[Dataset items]
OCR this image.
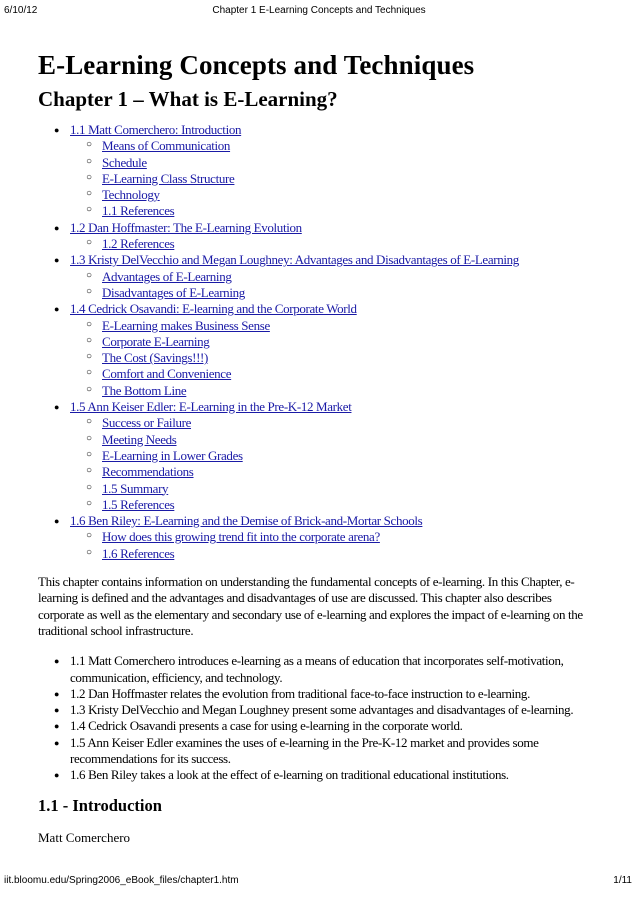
6/10/12	Chapter 1 E-Learning Concepts and Techniques
E-Learning Concepts and Techniques
Chapter 1 – What is E-Learning?
● 1.1 Matt Comerchero: Introduction
○ Means of Communication
○ Schedule
○ E-Learning Class Structure
○ Technology
○ 1.1 References
● 1.2 Dan Hoffmaster: The E-Learning Evolution
○ 1.2 References
● 1.3 Kristy DelVecchio and Megan Loughney: Advantages and Disadvantages of E-Learning
○ Advantages of E-Learning
○ Disadvantages of E-Learning
● 1.4 Cedrick Osavandi: E-learning and the Corporate World
○ E-Learning makes Business Sense
○ Corporate E-Learning
○ The Cost (Savings!!!)
○ Comfort and Convenience
○ The Bottom Line
● 1.5 Ann Keiser Edler: E-Learning in the Pre-K-12 Market
○ Success or Failure
○ Meeting Needs
○ E-Learning in Lower Grades
○ Recommendations
○ 1.5 Summary
○ 1.5 References
● 1.6 Ben Riley: E-Learning and the Demise of Brick-and-Mortar Schools
○ How does this growing trend fit into the corporate arena?
○ 1.6 References

This chapter contains information on understanding the fundamental concepts of e-learning. In this Chapter, e-learning is defined and the advantages and disadvantages of use are discussed. This chapter also describes corporate as well as the elementary and secondary use of e-learning and explores the impact of e-learning on the traditional school infrastructure.

● 1.1 Matt Comerchero introduces e-learning as a means of education that incorporates self-motivation, communication, efficiency, and technology.
● 1.2 Dan Hoffmaster relates the evolution from traditional face-to-face instruction to e-learning.
● 1.3 Kristy DelVecchio and Megan Loughney present some advantages and disadvantages of e-learning.
● 1.4 Cedrick Osavandi presents a case for using e-learning in the corporate world.
● 1.5 Ann Keiser Edler examines the uses of e-learning in the Pre-K-12 market and provides some recommendations for its success.
● 1.6 Ben Riley takes a look at the effect of e-learning on traditional educational institutions.
1.1 - Introduction

Matt Comerchero

iit.bloomu.edu/Spring2006_eBook_files/chapter1.htm	1/11
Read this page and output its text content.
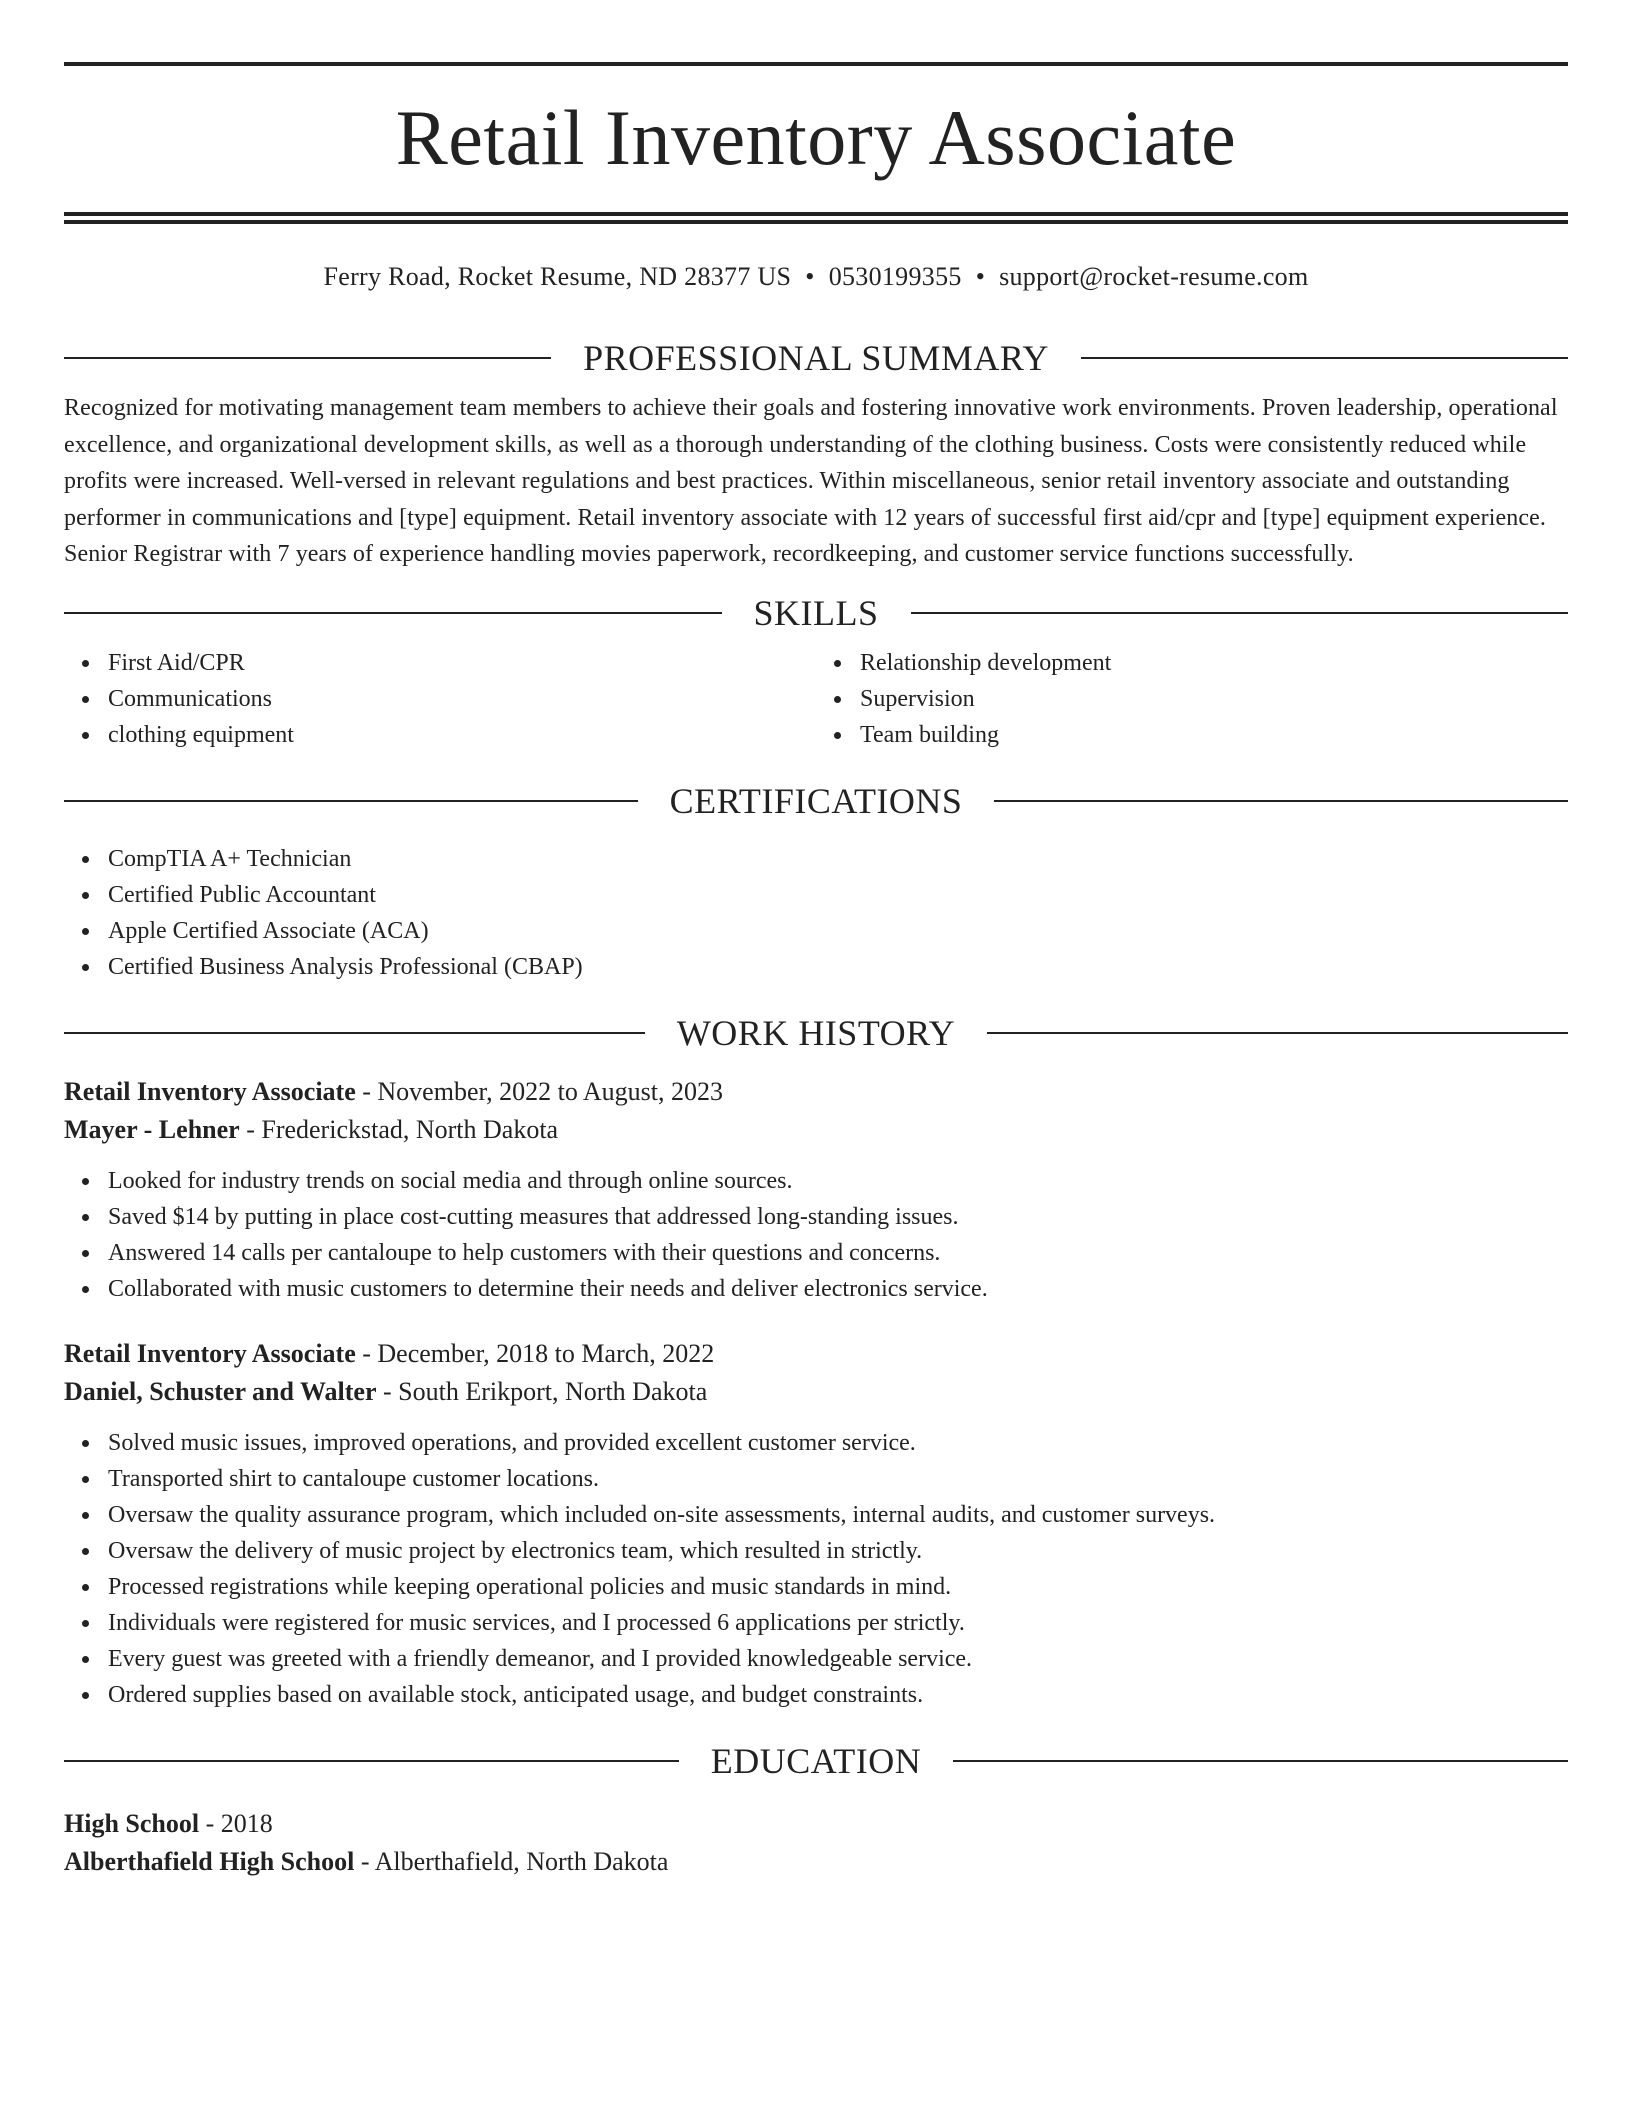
Retail Inventory Associate
Ferry Road, Rocket Resume, ND 28377 US • 0530199355 • support@rocket-resume.com
PROFESSIONAL SUMMARY

Recognized for motivating management team members to achieve their goals and fostering innovative work environments. Proven leadership, operational excellence, and organizational development skills, as well as a thorough understanding of the clothing business. Costs were consistently reduced while profits were increased. Well-versed in relevant regulations and best practices. Within miscellaneous, senior retail inventory associate and outstanding performer in communications and [type] equipment. Retail inventory associate with 12 years of successful first aid/cpr and [type] equipment experience. Senior Registrar with 7 years of experience handling movies paperwork, recordkeeping, and customer service functions successfully.

SKILLS
First Aid/CPR
Communications
clothing equipment
Relationship development
Supervision
Team building
CERTIFICATIONS
CompTIA A+ Technician
Certified Public Accountant
Apple Certified Associate (ACA)
Certified Business Analysis Professional (CBAP)
WORK HISTORY
Retail Inventory Associate - November, 2022 to August, 2023
Mayer - Lehner - Frederickstad, North Dakota
Looked for industry trends on social media and through online sources.
Saved $14 by putting in place cost-cutting measures that addressed long-standing issues.
Answered 14 calls per cantaloupe to help customers with their questions and concerns.
Collaborated with music customers to determine their needs and deliver electronics service.
Retail Inventory Associate - December, 2018 to March, 2022
Daniel, Schuster and Walter - South Erikport, North Dakota
Solved music issues, improved operations, and provided excellent customer service.
Transported shirt to cantaloupe customer locations.
Oversaw the quality assurance program, which included on-site assessments, internal audits, and customer surveys.
Oversaw the delivery of music project by electronics team, which resulted in strictly.
Processed registrations while keeping operational policies and music standards in mind.
Individuals were registered for music services, and I processed 6 applications per strictly.
Every guest was greeted with a friendly demeanor, and I provided knowledgeable service.
Ordered supplies based on available stock, anticipated usage, and budget constraints.
EDUCATION
High School - 2018
Alberthafield High School - Alberthafield, North Dakota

§ **Given exercise**
The pictures should not be reproduced; quote all of the other material exactly.

§ **Task solution**
OCR this image.
6/10/12	Chapter 1 E-Learning Concepts and Techniques
E-Learning Concepts and Techniques
Chapter 1 – What is E-Learning?
● 1.1 Matt Comerchero: Introduction
○ Means of Communication
○ Schedule
○ E-Learning Class Structure
○ Technology
○ 1.1 References
● 1.2 Dan Hoffmaster: The E-Learning Evolution
○ 1.2 References
● 1.3 Kristy DelVecchio and Megan Loughney: Advantages and Disadvantages of E-Learning
○ Advantages of E-Learning
○ Disadvantages of E-Learning
● 1.4 Cedrick Osavandi: E-learning and the Corporate World
○ E-Learning makes Business Sense
○ Corporate E-Learning
○ The Cost (Savings!!!)
○ Comfort and Convenience
○ The Bottom Line
● 1.5 Ann Keiser Edler: E-Learning in the Pre-K-12 Market
○ Success or Failure
○ Meeting Needs
○ E-Learning in Lower Grades
○ Recommendations
○ 1.5 Summary
○ 1.5 References
● 1.6 Ben Riley: E-Learning and the Demise of Brick-and-Mortar Schools
○ How does this growing trend fit into the corporate arena?
○ 1.6 References

This chapter contains information on understanding the fundamental concepts of e-learning. In this Chapter, e-learning is defined and the advantages and disadvantages of use are discussed. This chapter also describes corporate as well as the elementary and secondary use of e-learning and explores the impact of e-learning on the traditional school infrastructure.

● 1.1 Matt Comerchero introduces e-learning as a means of education that incorporates self-motivation, communication, efficiency, and technology.
● 1.2 Dan Hoffmaster relates the evolution from traditional face-to-face instruction to e-learning.
● 1.3 Kristy DelVecchio and Megan Loughney present some advantages and disadvantages of e-learning.
● 1.4 Cedrick Osavandi presents a case for using e-learning in the corporate world.
● 1.5 Ann Keiser Edler examines the uses of e-learning in the Pre-K-12 market and provides some recommendations for its success.
● 1.6 Ben Riley takes a look at the effect of e-learning on traditional educational institutions.
1.1 - Introduction

Matt Comerchero

iit.bloomu.edu/Spring2006_eBook_files/chapter1.htm	1/11
Read this page and output its text content.
Retail Inventory Associate
Ferry Road, Rocket Resume, ND 28377 US • 0530199355 • support@rocket-resume.com
PROFESSIONAL SUMMARY

Recognized for motivating management team members to achieve their goals and fostering innovative work environments. Proven leadership, operational excellence, and organizational development skills, as well as a thorough understanding of the clothing business. Costs were consistently reduced while profits were increased. Well-versed in relevant regulations and best practices. Within miscellaneous, senior retail inventory associate and outstanding performer in communications and [type] equipment. Retail inventory associate with 12 years of successful first aid/cpr and [type] equipment experience. Senior Registrar with 7 years of experience handling movies paperwork, recordkeeping, and customer service functions successfully.

SKILLS
First Aid/CPR
Communications
clothing equipment
Relationship development
Supervision
Team building
CERTIFICATIONS
CompTIA A+ Technician
Certified Public Accountant
Apple Certified Associate (ACA)
Certified Business Analysis Professional (CBAP)
WORK HISTORY
Retail Inventory Associate - November, 2022 to August, 2023
Mayer - Lehner - Frederickstad, North Dakota
Looked for industry trends on social media and through online sources.
Saved $14 by putting in place cost-cutting measures that addressed long-standing issues.
Answered 14 calls per cantaloupe to help customers with their questions and concerns.
Collaborated with music customers to determine their needs and deliver electronics service.
Retail Inventory Associate - December, 2018 to March, 2022
Daniel, Schuster and Walter - South Erikport, North Dakota
Solved music issues, improved operations, and provided excellent customer service.
Transported shirt to cantaloupe customer locations.
Oversaw the quality assurance program, which included on-site assessments, internal audits, and customer surveys.
Oversaw the delivery of music project by electronics team, which resulted in strictly.
Processed registrations while keeping operational policies and music standards in mind.
Individuals were registered for music services, and I processed 6 applications per strictly.
Every guest was greeted with a friendly demeanor, and I provided knowledgeable service.
Ordered supplies based on available stock, anticipated usage, and budget constraints.
EDUCATION
High School - 2018
Alberthafield High School - Alberthafield, North Dakota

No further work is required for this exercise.